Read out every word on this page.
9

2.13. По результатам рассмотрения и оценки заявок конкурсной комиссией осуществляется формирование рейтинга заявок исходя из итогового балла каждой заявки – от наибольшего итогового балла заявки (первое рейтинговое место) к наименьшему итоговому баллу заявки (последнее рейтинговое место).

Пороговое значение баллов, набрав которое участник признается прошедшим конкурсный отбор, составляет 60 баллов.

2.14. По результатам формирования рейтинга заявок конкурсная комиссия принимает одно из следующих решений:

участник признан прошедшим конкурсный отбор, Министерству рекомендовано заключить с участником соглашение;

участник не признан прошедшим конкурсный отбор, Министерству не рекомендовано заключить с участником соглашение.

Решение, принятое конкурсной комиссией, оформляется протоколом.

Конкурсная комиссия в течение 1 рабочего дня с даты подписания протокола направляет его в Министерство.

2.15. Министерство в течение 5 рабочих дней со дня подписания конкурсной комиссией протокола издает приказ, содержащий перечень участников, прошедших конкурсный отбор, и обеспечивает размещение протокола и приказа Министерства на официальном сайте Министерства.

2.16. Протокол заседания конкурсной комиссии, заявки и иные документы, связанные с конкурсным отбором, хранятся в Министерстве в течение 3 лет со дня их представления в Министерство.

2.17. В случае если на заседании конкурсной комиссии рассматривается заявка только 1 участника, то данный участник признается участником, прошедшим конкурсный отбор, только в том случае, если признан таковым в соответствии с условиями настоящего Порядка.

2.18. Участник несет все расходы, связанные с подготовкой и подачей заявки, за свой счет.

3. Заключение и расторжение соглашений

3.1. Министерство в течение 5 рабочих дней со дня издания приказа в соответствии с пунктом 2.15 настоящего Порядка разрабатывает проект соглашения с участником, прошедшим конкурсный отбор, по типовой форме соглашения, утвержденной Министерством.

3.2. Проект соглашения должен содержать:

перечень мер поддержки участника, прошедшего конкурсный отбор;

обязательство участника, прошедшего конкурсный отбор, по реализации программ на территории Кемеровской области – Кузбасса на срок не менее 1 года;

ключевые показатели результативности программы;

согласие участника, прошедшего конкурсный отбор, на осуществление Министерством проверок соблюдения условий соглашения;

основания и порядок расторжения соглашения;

- [REQUIRED WORK] In this exercise, repeat all entries exactly.

- [EXERCISE ANSWER]
Read out every word on this page.
9

2.13. По результатам рассмотрения и оценки заявок конкурсной комиссией осуществляется формирование рейтинга заявок исходя из итогового балла каждой заявки – от наибольшего итогового балла заявки (первое рейтинговое место) к наименьшему итоговому баллу заявки (последнее рейтинговое место).

Пороговое значение баллов, набрав которое участник признается прошедшим конкурсный отбор, составляет 60 баллов.

2.14. По результатам формирования рейтинга заявок конкурсная комиссия принимает одно из следующих решений:

участник признан прошедшим конкурсный отбор, Министерству рекомендовано заключить с участником соглашение;

участник не признан прошедшим конкурсный отбор, Министерству не рекомендовано заключить с участником соглашение.

Решение, принятое конкурсной комиссией, оформляется протоколом.

Конкурсная комиссия в течение 1 рабочего дня с даты подписания протокола направляет его в Министерство.

2.15. Министерство в течение 5 рабочих дней со дня подписания конкурсной комиссией протокола издает приказ, содержащий перечень участников, прошедших конкурсный отбор, и обеспечивает размещение протокола и приказа Министерства на официальном сайте Министерства.

2.16. Протокол заседания конкурсной комиссии, заявки и иные документы, связанные с конкурсным отбором, хранятся в Министерстве в течение 3 лет со дня их представления в Министерство.

2.17. В случае если на заседании конкурсной комиссии рассматривается заявка только 1 участника, то данный участник признается участником, прошедшим конкурсный отбор, только в том случае, если признан таковым в соответствии с условиями настоящего Порядка.

2.18. Участник несет все расходы, связанные с подготовкой и подачей заявки, за свой счет.

3. Заключение и расторжение соглашений

3.1. Министерство в течение 5 рабочих дней со дня издания приказа в соответствии с пунктом 2.15 настоящего Порядка разрабатывает проект соглашения с участником, прошедшим конкурсный отбор, по типовой форме соглашения, утвержденной Министерством.

3.2. Проект соглашения должен содержать:

перечень мер поддержки участника, прошедшего конкурсный отбор;

обязательство участника, прошедшего конкурсный отбор, по реализации программ на территории Кемеровской области – Кузбасса на срок не менее 1 года;

ключевые показатели результативности программы;

согласие участника, прошедшего конкурсный отбор, на осуществление Министерством проверок соблюдения условий соглашения;

основания и порядок расторжения соглашения;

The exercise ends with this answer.